## [What is expected]
Each record below must be returned exactly as shown.

## [Information shown]
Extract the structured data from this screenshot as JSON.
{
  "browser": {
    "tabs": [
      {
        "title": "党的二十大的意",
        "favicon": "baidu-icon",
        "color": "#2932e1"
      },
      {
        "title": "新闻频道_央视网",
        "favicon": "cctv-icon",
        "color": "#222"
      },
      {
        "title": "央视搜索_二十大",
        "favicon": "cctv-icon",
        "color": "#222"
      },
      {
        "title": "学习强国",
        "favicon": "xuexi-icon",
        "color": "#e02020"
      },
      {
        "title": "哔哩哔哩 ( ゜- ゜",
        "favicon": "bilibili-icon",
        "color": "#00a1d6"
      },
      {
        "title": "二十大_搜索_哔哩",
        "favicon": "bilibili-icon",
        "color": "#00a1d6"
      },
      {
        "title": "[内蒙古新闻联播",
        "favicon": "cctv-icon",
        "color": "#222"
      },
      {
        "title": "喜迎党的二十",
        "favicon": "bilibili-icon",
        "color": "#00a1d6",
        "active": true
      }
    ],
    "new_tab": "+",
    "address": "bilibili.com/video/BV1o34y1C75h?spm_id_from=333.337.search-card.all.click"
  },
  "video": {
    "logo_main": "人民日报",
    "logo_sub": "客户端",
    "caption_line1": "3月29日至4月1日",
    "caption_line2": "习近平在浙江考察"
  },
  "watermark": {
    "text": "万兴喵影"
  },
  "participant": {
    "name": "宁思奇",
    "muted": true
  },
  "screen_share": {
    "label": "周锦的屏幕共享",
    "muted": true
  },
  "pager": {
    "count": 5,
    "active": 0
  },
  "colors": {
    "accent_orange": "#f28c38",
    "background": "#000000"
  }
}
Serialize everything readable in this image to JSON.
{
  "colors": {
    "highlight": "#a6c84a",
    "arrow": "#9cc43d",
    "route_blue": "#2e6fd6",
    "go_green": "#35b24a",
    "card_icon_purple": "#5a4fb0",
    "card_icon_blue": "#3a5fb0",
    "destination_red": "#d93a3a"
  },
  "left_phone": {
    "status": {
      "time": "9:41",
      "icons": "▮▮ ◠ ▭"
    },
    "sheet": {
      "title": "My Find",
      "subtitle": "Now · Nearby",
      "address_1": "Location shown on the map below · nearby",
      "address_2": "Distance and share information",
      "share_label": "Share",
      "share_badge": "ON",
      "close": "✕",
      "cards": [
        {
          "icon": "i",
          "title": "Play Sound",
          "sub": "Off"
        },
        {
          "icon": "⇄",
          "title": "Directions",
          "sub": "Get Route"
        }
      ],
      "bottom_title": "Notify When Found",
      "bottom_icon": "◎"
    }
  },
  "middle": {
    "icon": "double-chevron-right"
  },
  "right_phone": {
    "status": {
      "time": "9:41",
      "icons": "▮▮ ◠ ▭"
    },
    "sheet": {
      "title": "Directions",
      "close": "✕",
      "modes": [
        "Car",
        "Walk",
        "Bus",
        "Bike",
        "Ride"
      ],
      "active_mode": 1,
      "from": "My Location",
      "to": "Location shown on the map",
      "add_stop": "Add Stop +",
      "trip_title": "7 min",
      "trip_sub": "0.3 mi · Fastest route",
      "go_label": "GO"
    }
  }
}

## [Output of the task]
Extract the structured data from this screenshot as JSON.
{
  "browser": {
    "tabs": [
      {
        "title": "党的二十大的意",
        "favicon": "baidu-icon",
        "color": "#2932e1"
      },
      {
        "title": "新闻频道_央视网",
        "favicon": "cctv-icon",
        "color": "#222"
      },
      {
        "title": "央视搜索_二十大",
        "favicon": "cctv-icon",
        "color": "#222"
      },
      {
        "title": "学习强国",
        "favicon": "xuexi-icon",
        "color": "#e02020"
      },
      {
        "title": "哔哩哔哩 ( ゜- ゜",
        "favicon": "bilibili-icon",
        "color": "#00a1d6"
      },
      {
        "title": "二十大_搜索_哔哩",
        "favicon": "bilibili-icon",
        "color": "#00a1d6"
      },
      {
        "title": "[内蒙古新闻联播",
        "favicon": "cctv-icon",
        "color": "#222"
      },
      {
        "title": "喜迎党的二十",
        "favicon": "bilibili-icon",
        "color": "#00a1d6",
        "active": true
      }
    ],
    "new_tab": "+",
    "address": "bilibili.com/video/BV1o34y1C75h?spm_id_from=333.337.search-card.all.click"
  },
  "video": {
    "logo_main": "人民日报",
    "logo_sub": "客户端",
    "caption_line1": "3月29日至4月1日",
    "caption_line2": "习近平在浙江考察"
  },
  "watermark": {
    "text": "万兴喵影"
  },
  "participant": {
    "name": "宁思奇",
    "muted": true
  },
  "screen_share": {
    "label": "周锦的屏幕共享",
    "muted": true
  },
  "pager": {
    "count": 5,
    "active": 0
  },
  "colors": {
    "accent_orange": "#f28c38",
    "background": "#000000"
  }
}
Serialize everything readable in this image to JSON.
{
  "colors": {
    "highlight": "#a6c84a",
    "arrow": "#9cc43d",
    "route_blue": "#2e6fd6",
    "go_green": "#35b24a",
    "card_icon_purple": "#5a4fb0",
    "card_icon_blue": "#3a5fb0",
    "destination_red": "#d93a3a"
  },
  "left_phone": {
    "status": {
      "time": "9:41",
      "icons": "▮▮ ◠ ▭"
    },
    "sheet": {
      "title": "My Find",
      "subtitle": "Now · Nearby",
      "address_1": "Location shown on the map below · nearby",
      "address_2": "Distance and share information",
      "share_label": "Share",
      "share_badge": "ON",
      "close": "✕",
      "cards": [
        {
          "icon": "i",
          "title": "Play Sound",
          "sub": "Off"
        },
        {
          "icon": "⇄",
          "title": "Directions",
          "sub": "Get Route"
        }
      ],
      "bottom_title": "Notify When Found",
      "bottom_icon": "◎"
    }
  },
  "middle": {
    "icon": "double-chevron-right"
  },
  "right_phone": {
    "status": {
      "time": "9:41",
      "icons": "▮▮ ◠ ▭"
    },
    "sheet": {
      "title": "Directions",
      "close": "✕",
      "modes": [
        "Car",
        "Walk",
        "Bus",
        "Bike",
        "Ride"
      ],
      "active_mode": 1,
      "from": "My Location",
      "to": "Location shown on the map",
      "add_stop": "Add Stop +",
      "trip_title": "7 min",
      "trip_sub": "0.3 mi · Fastest route",
      "go_label": "GO"
    }
  }
}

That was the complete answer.